Start Exercise input
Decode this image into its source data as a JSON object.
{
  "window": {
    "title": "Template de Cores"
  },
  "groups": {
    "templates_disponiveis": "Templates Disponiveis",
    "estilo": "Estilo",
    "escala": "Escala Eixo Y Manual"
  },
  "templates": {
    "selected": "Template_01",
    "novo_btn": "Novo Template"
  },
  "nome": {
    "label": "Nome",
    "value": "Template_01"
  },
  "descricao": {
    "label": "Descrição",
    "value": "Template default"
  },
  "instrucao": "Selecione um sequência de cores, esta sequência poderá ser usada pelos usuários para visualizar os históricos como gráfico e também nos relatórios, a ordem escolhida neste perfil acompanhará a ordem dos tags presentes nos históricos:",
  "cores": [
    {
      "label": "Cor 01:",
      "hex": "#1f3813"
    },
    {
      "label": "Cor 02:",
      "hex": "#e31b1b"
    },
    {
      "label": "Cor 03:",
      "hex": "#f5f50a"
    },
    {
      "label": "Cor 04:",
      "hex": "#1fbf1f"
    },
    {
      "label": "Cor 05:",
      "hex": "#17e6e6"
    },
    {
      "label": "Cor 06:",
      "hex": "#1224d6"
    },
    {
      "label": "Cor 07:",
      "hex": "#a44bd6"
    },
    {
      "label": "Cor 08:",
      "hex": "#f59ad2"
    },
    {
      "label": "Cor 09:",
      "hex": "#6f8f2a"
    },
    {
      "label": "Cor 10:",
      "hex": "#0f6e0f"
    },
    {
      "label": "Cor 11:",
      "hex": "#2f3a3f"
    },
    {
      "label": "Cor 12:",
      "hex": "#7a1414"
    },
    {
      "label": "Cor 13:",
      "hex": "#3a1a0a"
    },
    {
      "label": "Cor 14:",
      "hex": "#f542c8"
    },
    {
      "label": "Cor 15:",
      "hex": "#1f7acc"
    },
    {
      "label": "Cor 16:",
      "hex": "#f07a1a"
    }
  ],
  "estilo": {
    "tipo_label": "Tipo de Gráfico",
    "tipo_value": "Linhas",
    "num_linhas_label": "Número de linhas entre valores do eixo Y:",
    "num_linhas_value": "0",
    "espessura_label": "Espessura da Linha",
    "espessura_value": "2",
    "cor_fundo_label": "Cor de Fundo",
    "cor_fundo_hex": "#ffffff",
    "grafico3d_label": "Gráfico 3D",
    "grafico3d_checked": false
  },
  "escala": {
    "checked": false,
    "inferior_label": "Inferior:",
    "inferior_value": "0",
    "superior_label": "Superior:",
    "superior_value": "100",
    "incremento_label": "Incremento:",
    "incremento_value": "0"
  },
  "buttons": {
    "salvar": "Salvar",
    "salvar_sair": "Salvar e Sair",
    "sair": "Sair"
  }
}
End Exercise input
Start Exercise input
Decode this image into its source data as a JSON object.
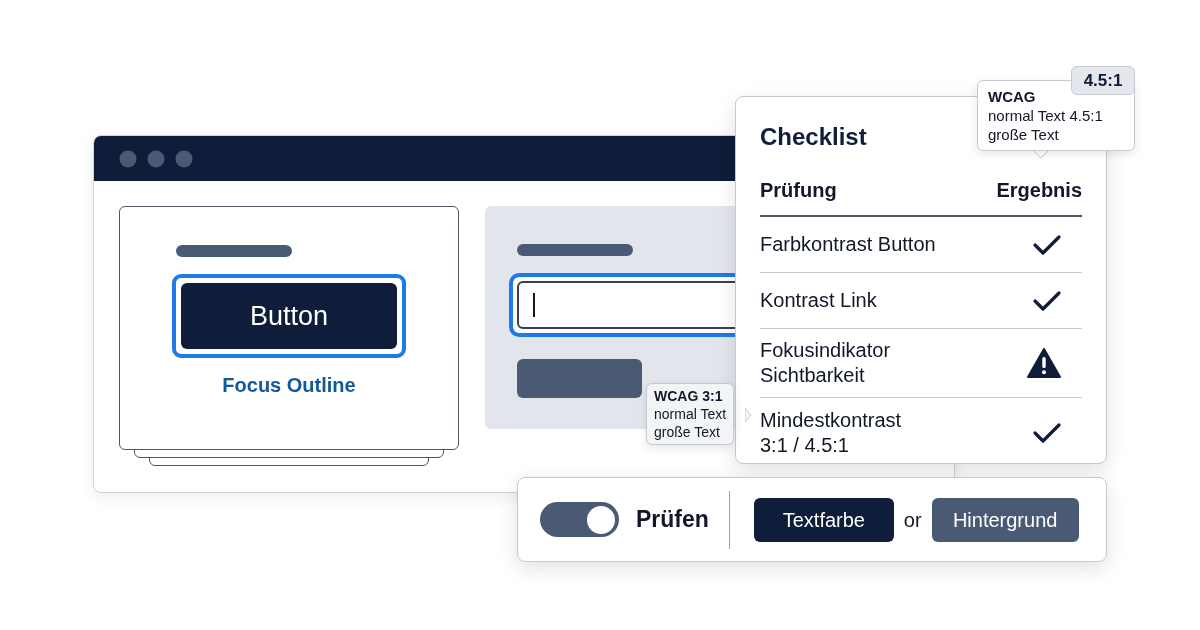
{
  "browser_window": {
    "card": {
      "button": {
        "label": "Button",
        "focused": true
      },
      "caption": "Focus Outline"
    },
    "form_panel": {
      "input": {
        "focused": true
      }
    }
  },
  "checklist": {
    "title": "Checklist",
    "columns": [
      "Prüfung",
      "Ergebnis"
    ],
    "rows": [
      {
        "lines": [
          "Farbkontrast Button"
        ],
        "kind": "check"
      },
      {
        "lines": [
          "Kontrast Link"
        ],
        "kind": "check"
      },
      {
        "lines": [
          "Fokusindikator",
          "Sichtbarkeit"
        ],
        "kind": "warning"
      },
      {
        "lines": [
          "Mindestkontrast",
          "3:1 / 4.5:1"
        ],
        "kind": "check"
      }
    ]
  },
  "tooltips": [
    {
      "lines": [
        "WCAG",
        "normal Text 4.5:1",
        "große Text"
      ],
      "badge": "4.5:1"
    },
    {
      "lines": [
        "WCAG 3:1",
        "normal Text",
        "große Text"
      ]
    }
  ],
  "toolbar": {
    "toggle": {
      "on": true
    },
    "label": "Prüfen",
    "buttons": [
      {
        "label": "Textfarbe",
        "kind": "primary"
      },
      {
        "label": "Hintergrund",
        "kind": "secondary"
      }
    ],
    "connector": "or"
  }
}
End Exercise input
Aim of the exercise. Search the entries for the word "Salvar", then list each line that holds it.

Solved problem.
    "salvar": "Salvar",
    "salvar_sair": "Salvar e Sair",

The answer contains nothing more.